▸ Data supplied
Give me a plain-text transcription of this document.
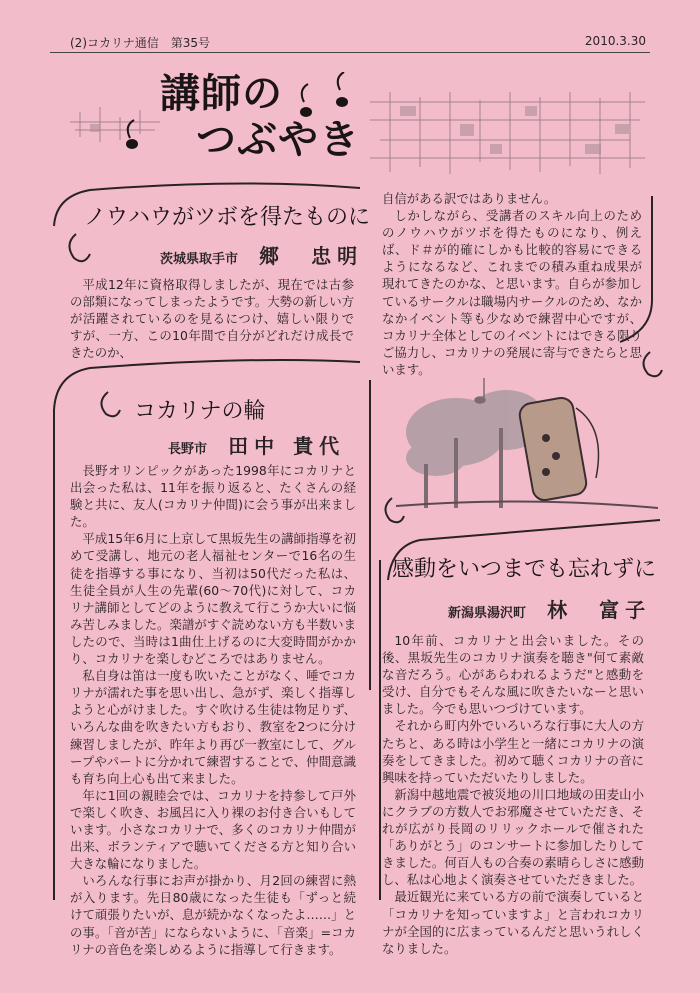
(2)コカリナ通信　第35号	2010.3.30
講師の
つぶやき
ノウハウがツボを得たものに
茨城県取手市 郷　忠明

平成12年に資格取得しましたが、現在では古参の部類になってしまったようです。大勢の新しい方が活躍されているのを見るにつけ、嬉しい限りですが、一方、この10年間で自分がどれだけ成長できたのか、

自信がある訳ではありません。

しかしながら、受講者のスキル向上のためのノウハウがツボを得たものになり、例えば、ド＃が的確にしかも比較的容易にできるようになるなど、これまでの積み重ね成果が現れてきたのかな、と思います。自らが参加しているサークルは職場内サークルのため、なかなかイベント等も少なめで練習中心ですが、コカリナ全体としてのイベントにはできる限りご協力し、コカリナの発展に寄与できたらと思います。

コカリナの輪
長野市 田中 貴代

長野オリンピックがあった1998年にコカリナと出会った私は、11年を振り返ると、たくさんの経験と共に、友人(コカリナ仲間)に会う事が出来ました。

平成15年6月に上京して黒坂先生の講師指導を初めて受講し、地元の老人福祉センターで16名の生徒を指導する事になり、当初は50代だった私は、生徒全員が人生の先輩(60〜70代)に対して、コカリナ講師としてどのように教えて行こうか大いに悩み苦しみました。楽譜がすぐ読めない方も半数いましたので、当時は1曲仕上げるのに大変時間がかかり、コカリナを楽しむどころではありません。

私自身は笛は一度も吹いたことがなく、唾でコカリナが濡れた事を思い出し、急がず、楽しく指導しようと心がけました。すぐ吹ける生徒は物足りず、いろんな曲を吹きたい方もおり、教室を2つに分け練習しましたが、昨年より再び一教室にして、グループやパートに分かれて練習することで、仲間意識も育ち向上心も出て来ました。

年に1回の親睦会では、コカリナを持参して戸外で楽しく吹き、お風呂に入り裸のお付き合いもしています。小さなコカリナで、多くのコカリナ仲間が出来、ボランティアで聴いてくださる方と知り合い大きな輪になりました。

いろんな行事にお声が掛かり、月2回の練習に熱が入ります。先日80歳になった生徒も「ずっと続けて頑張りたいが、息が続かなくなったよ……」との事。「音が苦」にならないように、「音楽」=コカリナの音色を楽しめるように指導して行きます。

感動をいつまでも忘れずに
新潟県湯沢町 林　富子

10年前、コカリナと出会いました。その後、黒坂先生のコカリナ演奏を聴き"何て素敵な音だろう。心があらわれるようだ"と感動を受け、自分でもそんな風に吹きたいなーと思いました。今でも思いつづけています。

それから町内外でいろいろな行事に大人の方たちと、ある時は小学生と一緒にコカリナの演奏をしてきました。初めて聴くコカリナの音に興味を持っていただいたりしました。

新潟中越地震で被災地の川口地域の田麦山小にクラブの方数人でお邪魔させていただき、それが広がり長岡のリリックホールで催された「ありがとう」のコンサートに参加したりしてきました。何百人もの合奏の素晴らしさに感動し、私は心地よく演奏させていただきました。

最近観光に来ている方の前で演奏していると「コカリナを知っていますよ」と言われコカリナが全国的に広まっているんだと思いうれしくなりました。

▸ Task goal
Every record above must be given again exactly; drop the pictures.

▸ Output of the exercise
Give me a plain-text transcription of this document.
(2)コカリナ通信　第35号	2010.3.30
講師の
つぶやき
ノウハウがツボを得たものに
茨城県取手市 郷　忠明

平成12年に資格取得しましたが、現在では古参の部類になってしまったようです。大勢の新しい方が活躍されているのを見るにつけ、嬉しい限りですが、一方、この10年間で自分がどれだけ成長できたのか、

自信がある訳ではありません。

しかしながら、受講者のスキル向上のためのノウハウがツボを得たものになり、例えば、ド＃が的確にしかも比較的容易にできるようになるなど、これまでの積み重ね成果が現れてきたのかな、と思います。自らが参加しているサークルは職場内サークルのため、なかなかイベント等も少なめで練習中心ですが、コカリナ全体としてのイベントにはできる限りご協力し、コカリナの発展に寄与できたらと思います。

コカリナの輪
長野市 田中 貴代

長野オリンピックがあった1998年にコカリナと出会った私は、11年を振り返ると、たくさんの経験と共に、友人(コカリナ仲間)に会う事が出来ました。

平成15年6月に上京して黒坂先生の講師指導を初めて受講し、地元の老人福祉センターで16名の生徒を指導する事になり、当初は50代だった私は、生徒全員が人生の先輩(60〜70代)に対して、コカリナ講師としてどのように教えて行こうか大いに悩み苦しみました。楽譜がすぐ読めない方も半数いましたので、当時は1曲仕上げるのに大変時間がかかり、コカリナを楽しむどころではありません。

私自身は笛は一度も吹いたことがなく、唾でコカリナが濡れた事を思い出し、急がず、楽しく指導しようと心がけました。すぐ吹ける生徒は物足りず、いろんな曲を吹きたい方もおり、教室を2つに分け練習しましたが、昨年より再び一教室にして、グループやパートに分かれて練習することで、仲間意識も育ち向上心も出て来ました。

年に1回の親睦会では、コカリナを持参して戸外で楽しく吹き、お風呂に入り裸のお付き合いもしています。小さなコカリナで、多くのコカリナ仲間が出来、ボランティアで聴いてくださる方と知り合い大きな輪になりました。

いろんな行事にお声が掛かり、月2回の練習に熱が入ります。先日80歳になった生徒も「ずっと続けて頑張りたいが、息が続かなくなったよ……」との事。「音が苦」にならないように、「音楽」=コカリナの音色を楽しめるように指導して行きます。

感動をいつまでも忘れずに
新潟県湯沢町 林　富子

10年前、コカリナと出会いました。その後、黒坂先生のコカリナ演奏を聴き"何て素敵な音だろう。心があらわれるようだ"と感動を受け、自分でもそんな風に吹きたいなーと思いました。今でも思いつづけています。

それから町内外でいろいろな行事に大人の方たちと、ある時は小学生と一緒にコカリナの演奏をしてきました。初めて聴くコカリナの音に興味を持っていただいたりしました。

新潟中越地震で被災地の川口地域の田麦山小にクラブの方数人でお邪魔させていただき、それが広がり長岡のリリックホールで催された「ありがとう」のコンサートに参加したりしてきました。何百人もの合奏の素晴らしさに感動し、私は心地よく演奏させていただきました。

最近観光に来ている方の前で演奏していると「コカリナを知っていますよ」と言われコカリナが全国的に広まっているんだと思いうれしくなりました。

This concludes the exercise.